→ **PROVIDED RECORDS**

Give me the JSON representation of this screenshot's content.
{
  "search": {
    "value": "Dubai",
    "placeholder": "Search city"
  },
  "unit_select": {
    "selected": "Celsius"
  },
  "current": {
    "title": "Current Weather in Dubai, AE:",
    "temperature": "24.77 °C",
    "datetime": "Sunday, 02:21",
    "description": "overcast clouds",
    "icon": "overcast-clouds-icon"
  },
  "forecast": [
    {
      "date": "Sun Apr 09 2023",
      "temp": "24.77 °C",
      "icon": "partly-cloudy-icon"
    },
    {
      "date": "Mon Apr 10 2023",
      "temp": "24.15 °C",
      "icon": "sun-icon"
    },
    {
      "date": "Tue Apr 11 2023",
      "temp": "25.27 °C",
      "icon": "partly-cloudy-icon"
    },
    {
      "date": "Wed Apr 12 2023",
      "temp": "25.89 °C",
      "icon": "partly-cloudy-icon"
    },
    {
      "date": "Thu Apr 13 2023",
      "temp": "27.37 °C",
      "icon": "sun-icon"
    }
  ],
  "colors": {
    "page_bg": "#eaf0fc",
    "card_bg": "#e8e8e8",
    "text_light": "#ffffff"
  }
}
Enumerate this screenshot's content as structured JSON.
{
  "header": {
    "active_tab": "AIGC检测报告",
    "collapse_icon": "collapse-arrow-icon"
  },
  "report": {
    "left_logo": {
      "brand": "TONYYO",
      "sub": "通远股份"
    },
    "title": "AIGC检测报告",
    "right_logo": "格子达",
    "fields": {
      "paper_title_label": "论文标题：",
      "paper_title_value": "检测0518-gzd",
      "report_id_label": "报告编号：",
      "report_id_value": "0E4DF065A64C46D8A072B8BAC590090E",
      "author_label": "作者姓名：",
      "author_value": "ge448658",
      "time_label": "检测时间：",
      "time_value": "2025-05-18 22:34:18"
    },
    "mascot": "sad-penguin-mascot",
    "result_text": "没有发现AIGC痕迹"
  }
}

→ **TO BE DONE**
Where a line above contains the string "JSON", copy that line.

→ **RESPONSE TO THE EXERCISE**
Give me the JSON representation of this screenshot's content.
Enumerate this screenshot's content as structured JSON.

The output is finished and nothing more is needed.